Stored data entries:
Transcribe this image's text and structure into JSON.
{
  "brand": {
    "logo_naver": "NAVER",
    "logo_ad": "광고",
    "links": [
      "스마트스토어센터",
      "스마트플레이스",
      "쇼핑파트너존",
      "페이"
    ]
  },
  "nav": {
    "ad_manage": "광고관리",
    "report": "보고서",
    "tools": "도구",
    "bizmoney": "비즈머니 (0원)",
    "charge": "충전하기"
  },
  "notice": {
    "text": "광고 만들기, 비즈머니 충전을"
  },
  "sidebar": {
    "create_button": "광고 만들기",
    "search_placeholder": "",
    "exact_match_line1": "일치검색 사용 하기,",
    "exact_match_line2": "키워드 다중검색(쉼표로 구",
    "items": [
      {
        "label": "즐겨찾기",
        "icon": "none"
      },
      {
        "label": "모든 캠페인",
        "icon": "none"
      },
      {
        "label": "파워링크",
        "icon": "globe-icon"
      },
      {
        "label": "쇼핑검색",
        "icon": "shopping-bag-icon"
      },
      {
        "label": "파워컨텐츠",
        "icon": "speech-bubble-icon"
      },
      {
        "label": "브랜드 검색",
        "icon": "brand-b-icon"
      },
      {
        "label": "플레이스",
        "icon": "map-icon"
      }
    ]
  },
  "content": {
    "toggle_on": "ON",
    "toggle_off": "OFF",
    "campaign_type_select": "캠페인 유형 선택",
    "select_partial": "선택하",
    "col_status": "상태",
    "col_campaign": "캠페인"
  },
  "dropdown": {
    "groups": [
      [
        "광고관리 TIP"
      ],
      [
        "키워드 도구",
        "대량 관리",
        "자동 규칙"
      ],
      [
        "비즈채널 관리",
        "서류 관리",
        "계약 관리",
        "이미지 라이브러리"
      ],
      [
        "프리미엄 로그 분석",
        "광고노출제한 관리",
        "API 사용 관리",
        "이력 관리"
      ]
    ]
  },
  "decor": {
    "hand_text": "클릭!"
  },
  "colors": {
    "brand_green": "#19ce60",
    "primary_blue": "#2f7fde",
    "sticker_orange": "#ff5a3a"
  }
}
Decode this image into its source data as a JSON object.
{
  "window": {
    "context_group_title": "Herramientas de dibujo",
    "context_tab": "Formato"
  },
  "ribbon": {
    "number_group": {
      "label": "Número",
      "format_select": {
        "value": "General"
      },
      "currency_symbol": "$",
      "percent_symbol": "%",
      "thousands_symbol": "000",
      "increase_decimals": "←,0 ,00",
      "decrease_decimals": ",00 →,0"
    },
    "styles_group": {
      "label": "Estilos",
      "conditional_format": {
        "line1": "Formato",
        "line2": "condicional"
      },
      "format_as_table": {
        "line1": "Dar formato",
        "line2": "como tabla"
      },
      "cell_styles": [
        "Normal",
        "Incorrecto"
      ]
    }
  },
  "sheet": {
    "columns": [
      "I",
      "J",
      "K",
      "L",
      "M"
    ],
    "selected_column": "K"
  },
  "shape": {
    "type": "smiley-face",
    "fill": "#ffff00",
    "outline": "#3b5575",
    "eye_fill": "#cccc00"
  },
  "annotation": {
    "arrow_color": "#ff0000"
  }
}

Exercise prompt
Your task is to repeat each line of the material exactly.

Finished task
Transcribe this image's text and structure into JSON.
{
  "brand": {
    "logo_naver": "NAVER",
    "logo_ad": "광고",
    "links": [
      "스마트스토어센터",
      "스마트플레이스",
      "쇼핑파트너존",
      "페이"
    ]
  },
  "nav": {
    "ad_manage": "광고관리",
    "report": "보고서",
    "tools": "도구",
    "bizmoney": "비즈머니 (0원)",
    "charge": "충전하기"
  },
  "notice": {
    "text": "광고 만들기, 비즈머니 충전을"
  },
  "sidebar": {
    "create_button": "광고 만들기",
    "search_placeholder": "",
    "exact_match_line1": "일치검색 사용 하기,",
    "exact_match_line2": "키워드 다중검색(쉼표로 구",
    "items": [
      {
        "label": "즐겨찾기",
        "icon": "none"
      },
      {
        "label": "모든 캠페인",
        "icon": "none"
      },
      {
        "label": "파워링크",
        "icon": "globe-icon"
      },
      {
        "label": "쇼핑검색",
        "icon": "shopping-bag-icon"
      },
      {
        "label": "파워컨텐츠",
        "icon": "speech-bubble-icon"
      },
      {
        "label": "브랜드 검색",
        "icon": "brand-b-icon"
      },
      {
        "label": "플레이스",
        "icon": "map-icon"
      }
    ]
  },
  "content": {
    "toggle_on": "ON",
    "toggle_off": "OFF",
    "campaign_type_select": "캠페인 유형 선택",
    "select_partial": "선택하",
    "col_status": "상태",
    "col_campaign": "캠페인"
  },
  "dropdown": {
    "groups": [
      [
        "광고관리 TIP"
      ],
      [
        "키워드 도구",
        "대량 관리",
        "자동 규칙"
      ],
      [
        "비즈채널 관리",
        "서류 관리",
        "계약 관리",
        "이미지 라이브러리"
      ],
      [
        "프리미엄 로그 분석",
        "광고노출제한 관리",
        "API 사용 관리",
        "이력 관리"
      ]
    ]
  },
  "decor": {
    "hand_text": "클릭!"
  },
  "colors": {
    "brand_green": "#19ce60",
    "primary_blue": "#2f7fde",
    "sticker_orange": "#ff5a3a"
  }
}
Decode this image into its source data as a JSON object.
{
  "window": {
    "context_group_title": "Herramientas de dibujo",
    "context_tab": "Formato"
  },
  "ribbon": {
    "number_group": {
      "label": "Número",
      "format_select": {
        "value": "General"
      },
      "currency_symbol": "$",
      "percent_symbol": "%",
      "thousands_symbol": "000",
      "increase_decimals": "←,0 ,00",
      "decrease_decimals": ",00 →,0"
    },
    "styles_group": {
      "label": "Estilos",
      "conditional_format": {
        "line1": "Formato",
        "line2": "condicional"
      },
      "format_as_table": {
        "line1": "Dar formato",
        "line2": "como tabla"
      },
      "cell_styles": [
        "Normal",
        "Incorrecto"
      ]
    }
  },
  "sheet": {
    "columns": [
      "I",
      "J",
      "K",
      "L",
      "M"
    ],
    "selected_column": "K"
  },
  "shape": {
    "type": "smiley-face",
    "fill": "#ffff00",
    "outline": "#3b5575",
    "eye_fill": "#cccc00"
  },
  "annotation": {
    "arrow_color": "#ff0000"
  }
}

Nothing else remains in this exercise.